__SET EXERCISE__. In the entries below, count every line with the word "Pareto". Return only the count.

(Figure dataset records)
— BEGIN —
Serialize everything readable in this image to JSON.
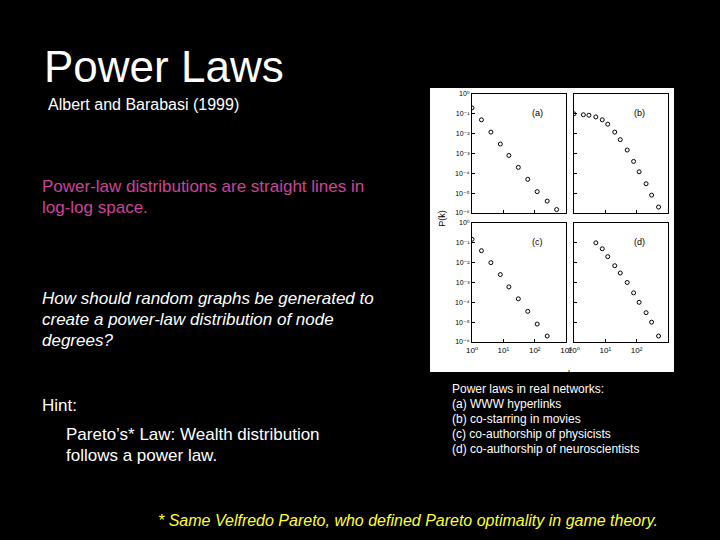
{
  "slide": {
    "title": "Power Laws",
    "subtitle": "Albert and Barabasi (1999)",
    "statement": "Power-law distributions are straight lines in log-log space.",
    "question": "How should random graphs be generated to create a power-law distribution of node degrees?",
    "hint_label": "Hint:",
    "hint": "Pareto’s* Law: Wealth distribution follows a power law.",
    "caption": [
      "Power laws in real networks:",
      "(a) WWW hyperlinks",
      "(b) co-starring in movies",
      "(c) co-authorship of physicists",
      "(d) co-authorship of neuroscientists"
    ],
    "footnote": "* Same Velfredo Pareto, who defined Pareto optimality in game theory.",
    "figure_x_label": "k",
    "figure_y_label": "P(k)"
  },
  "chart_data": [
    {
      "type": "scatter",
      "annotations": [
        "(a)"
      ],
      "color": "#000000",
      "marker": "circle-open",
      "log": true,
      "grid": false,
      "tick_labels": "y",
      "x": [
        1,
        2,
        4,
        8,
        15,
        30,
        60,
        120,
        250,
        500
      ],
      "values": [
        0.2,
        0.05,
        0.012,
        0.003,
        0.0008,
        0.0002,
        5e-05,
        1.2e-05,
        4e-06,
        1.5e-06
      ],
      "xlim": [
        1,
        1000
      ],
      "ylim": [
        1e-06,
        1
      ],
      "xticks": [
        {
          "value": 1,
          "label": "10⁰"
        },
        {
          "value": 10,
          "label": "10¹"
        },
        {
          "value": 100,
          "label": "10²"
        },
        {
          "value": 1000,
          "label": "10³"
        }
      ],
      "yticks": [
        {
          "value": 1,
          "label": "10⁰"
        },
        {
          "value": 0.1,
          "label": "10⁻¹"
        },
        {
          "value": 0.01,
          "label": "10⁻²"
        },
        {
          "value": 0.001,
          "label": "10⁻³"
        },
        {
          "value": 0.0001,
          "label": "10⁻⁴"
        },
        {
          "value": 1e-05,
          "label": "10⁻⁵"
        },
        {
          "value": 1e-06,
          "label": "10⁻⁶"
        }
      ]
    },
    {
      "type": "scatter",
      "annotations": [
        "(b)"
      ],
      "color": "#000000",
      "marker": "circle-open",
      "log": true,
      "grid": false,
      "tick_labels": false,
      "x": [
        1,
        2,
        3,
        5,
        8,
        12,
        20,
        30,
        50,
        80,
        120,
        200,
        300,
        500
      ],
      "values": [
        0.1,
        0.09,
        0.085,
        0.07,
        0.05,
        0.03,
        0.012,
        0.005,
        0.0015,
        0.0004,
        0.00012,
        3e-05,
        8e-06,
        2e-06
      ],
      "xlim": [
        1,
        1000
      ],
      "ylim": [
        1e-06,
        1
      ],
      "xticks": [
        {
          "value": 1,
          "label": "10⁰"
        },
        {
          "value": 10,
          "label": "10¹"
        },
        {
          "value": 100,
          "label": "10²"
        },
        {
          "value": 1000,
          "label": "10³"
        }
      ],
      "yticks": [
        {
          "value": 1,
          "label": "10⁰"
        },
        {
          "value": 0.1,
          "label": "10⁻¹"
        },
        {
          "value": 0.01,
          "label": "10⁻²"
        },
        {
          "value": 0.001,
          "label": "10⁻³"
        },
        {
          "value": 0.0001,
          "label": "10⁻⁴"
        },
        {
          "value": 1e-05,
          "label": "10⁻⁵"
        },
        {
          "value": 1e-06,
          "label": "10⁻⁶"
        }
      ]
    },
    {
      "type": "scatter",
      "annotations": [
        "(c)"
      ],
      "color": "#000000",
      "marker": "circle-open",
      "log": true,
      "grid": false,
      "tick_labels": true,
      "x": [
        1,
        2,
        4,
        8,
        15,
        30,
        60,
        120,
        250
      ],
      "values": [
        0.15,
        0.04,
        0.01,
        0.0025,
        0.0006,
        0.00015,
        3.5e-05,
        8e-06,
        2e-06
      ],
      "xlim": [
        1,
        1000
      ],
      "ylim": [
        1e-06,
        1
      ],
      "xticks": [
        {
          "value": 1,
          "label": "10⁰"
        },
        {
          "value": 10,
          "label": "10¹"
        },
        {
          "value": 100,
          "label": "10²"
        },
        {
          "value": 1000,
          "label": "10³"
        }
      ],
      "yticks": [
        {
          "value": 1,
          "label": "10⁰"
        },
        {
          "value": 0.1,
          "label": "10⁻¹"
        },
        {
          "value": 0.01,
          "label": "10⁻²"
        },
        {
          "value": 0.001,
          "label": "10⁻³"
        },
        {
          "value": 0.0001,
          "label": "10⁻⁴"
        },
        {
          "value": 1e-05,
          "label": "10⁻⁵"
        },
        {
          "value": 1e-06,
          "label": "10⁻⁶"
        }
      ]
    },
    {
      "type": "scatter",
      "annotations": [
        "(d)"
      ],
      "color": "#000000",
      "marker": "circle-open",
      "log": true,
      "grid": false,
      "tick_labels": "x",
      "x": [
        5,
        8,
        12,
        20,
        30,
        50,
        80,
        120,
        200,
        300,
        500
      ],
      "values": [
        0.1,
        0.05,
        0.02,
        0.007,
        0.003,
        0.001,
        0.0003,
        0.0001,
        3e-05,
        1e-05,
        2e-06
      ],
      "xlim": [
        1,
        1000
      ],
      "ylim": [
        1e-06,
        1
      ],
      "xticks": [
        {
          "value": 1,
          "label": "10⁰"
        },
        {
          "value": 10,
          "label": "10¹"
        },
        {
          "value": 100,
          "label": "10²"
        },
        {
          "value": 1000,
          "label": "10³"
        }
      ],
      "yticks": [
        {
          "value": 1,
          "label": "10⁰"
        },
        {
          "value": 0.1,
          "label": "10⁻¹"
        },
        {
          "value": 0.01,
          "label": "10⁻²"
        },
        {
          "value": 0.001,
          "label": "10⁻³"
        },
        {
          "value": 0.0001,
          "label": "10⁻⁴"
        },
        {
          "value": 1e-05,
          "label": "10⁻⁵"
        },
        {
          "value": 1e-06,
          "label": "10⁻⁶"
        }
      ]
    }
  ]
}
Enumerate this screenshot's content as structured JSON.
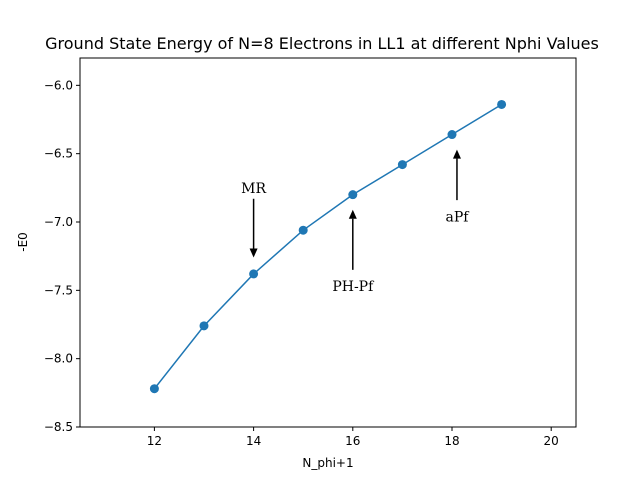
{
  "chart_data": {
    "type": "line",
    "title": "Ground State Energy of N=8 Electrons in LL1 at different Nphi Values",
    "xlabel": "N_phi+1",
    "ylabel": "-E0",
    "xlim": [
      10.5,
      20.5
    ],
    "ylim": [
      -8.5,
      -5.8
    ],
    "xticks": [
      12,
      14,
      16,
      18,
      20
    ],
    "yticks": [
      -8.5,
      -8.0,
      -7.5,
      -7.0,
      -6.5,
      -6.0
    ],
    "xtick_labels": [
      "12",
      "14",
      "16",
      "18",
      "20"
    ],
    "ytick_labels": [
      "−8.5",
      "−8.0",
      "−7.5",
      "−7.0",
      "−6.5",
      "−6.0"
    ],
    "grid": false,
    "series_color": "#1f77b4",
    "series": [
      {
        "x": [
          12,
          13,
          14,
          15,
          16,
          17,
          18,
          19
        ],
        "values": [
          -8.22,
          -7.76,
          -7.38,
          -7.06,
          -6.8,
          -6.58,
          -6.36,
          -6.14
        ]
      }
    ],
    "annotations": [
      {
        "text": "MR",
        "x": 14,
        "y_text": -6.75,
        "y_tail": -6.83,
        "y_head": -7.26,
        "direction": "down"
      },
      {
        "text": "PH-Pf",
        "x": 16,
        "y_text": -7.47,
        "y_tail": -7.35,
        "y_head": -6.91,
        "direction": "up"
      },
      {
        "text": "aPf",
        "x": 18.1,
        "y_text": -6.96,
        "y_tail": -6.84,
        "y_head": -6.47,
        "direction": "up"
      }
    ]
  }
}
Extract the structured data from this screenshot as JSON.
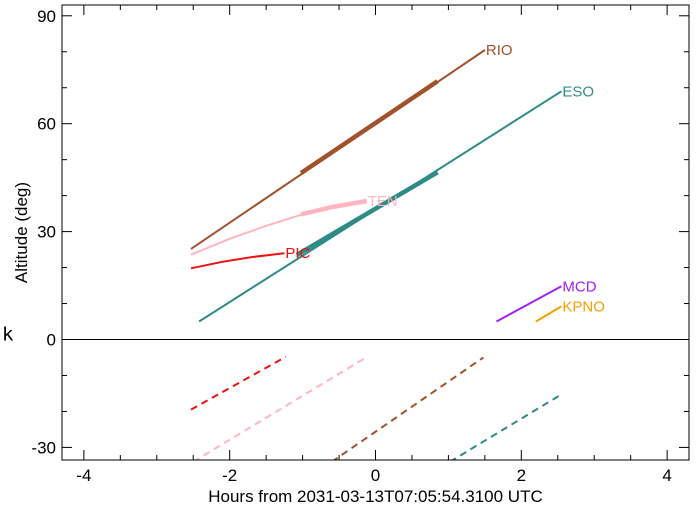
{
  "chart_data": {
    "type": "line",
    "title": "",
    "xlabel": "Hours from 2031-03-13T07:05:54.3100 UTC",
    "ylabel": "Altitude (deg)",
    "xlim": [
      -4.3,
      4.3
    ],
    "ylim": [
      -33.5,
      93
    ],
    "x_ticks": [
      -4,
      -2,
      0,
      2,
      4
    ],
    "y_ticks": [
      -30,
      0,
      30,
      60,
      90
    ],
    "zero_line": true,
    "grid": false,
    "side_text": "k",
    "series": [
      {
        "name": "RIO",
        "color": "#a0522d",
        "x": [
          -2.53,
          1.5
        ],
        "y": [
          25.2,
          80.5
        ],
        "highlight": {
          "x": [
            -1.02,
            0.85
          ],
          "y": [
            46.3,
            71.8
          ]
        },
        "dashed": {
          "x": [
            -0.6,
            1.48
          ],
          "y": [
            -34,
            -5
          ]
        }
      },
      {
        "name": "ESO",
        "color": "#2e8b86",
        "x": [
          -2.42,
          2.55
        ],
        "y": [
          5.0,
          69.0
        ],
        "highlight": {
          "x": [
            -1.08,
            0.85
          ],
          "y": [
            23.5,
            46.5
          ]
        },
        "dashed": {
          "x": [
            1.02,
            2.57
          ],
          "y": [
            -34,
            -15
          ]
        }
      },
      {
        "name": "TEN",
        "color": "#ffb6c1",
        "x": [
          -2.53,
          -2.0,
          -1.5,
          -1.0,
          -0.6,
          -0.12
        ],
        "y": [
          23.6,
          28.0,
          31.6,
          34.8,
          36.8,
          38.5
        ],
        "highlight": {
          "x": [
            -1.02,
            -0.6,
            -0.12
          ],
          "y": [
            34.8,
            36.8,
            38.5
          ]
        },
        "dashed": {
          "x": [
            -2.5,
            -0.13
          ],
          "y": [
            -34,
            -5
          ]
        }
      },
      {
        "name": "PIC",
        "color": "#ee1111",
        "x": [
          -2.53,
          -2.1,
          -1.7,
          -1.25
        ],
        "y": [
          19.8,
          21.6,
          22.9,
          24.0
        ],
        "highlight": null,
        "dashed": {
          "x": [
            -2.53,
            -1.23
          ],
          "y": [
            -19.5,
            -4.8
          ]
        }
      },
      {
        "name": "MCD",
        "color": "#a020f0",
        "x": [
          1.66,
          2.55
        ],
        "y": [
          5.0,
          14.8
        ],
        "highlight": null,
        "dashed": null
      },
      {
        "name": "KPNO",
        "color": "#f5a000",
        "x": [
          2.2,
          2.55
        ],
        "y": [
          5.0,
          9.2
        ],
        "highlight": null,
        "dashed": null
      }
    ]
  }
}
— END —
__SOLUTION TO THE EXERCISE__. 2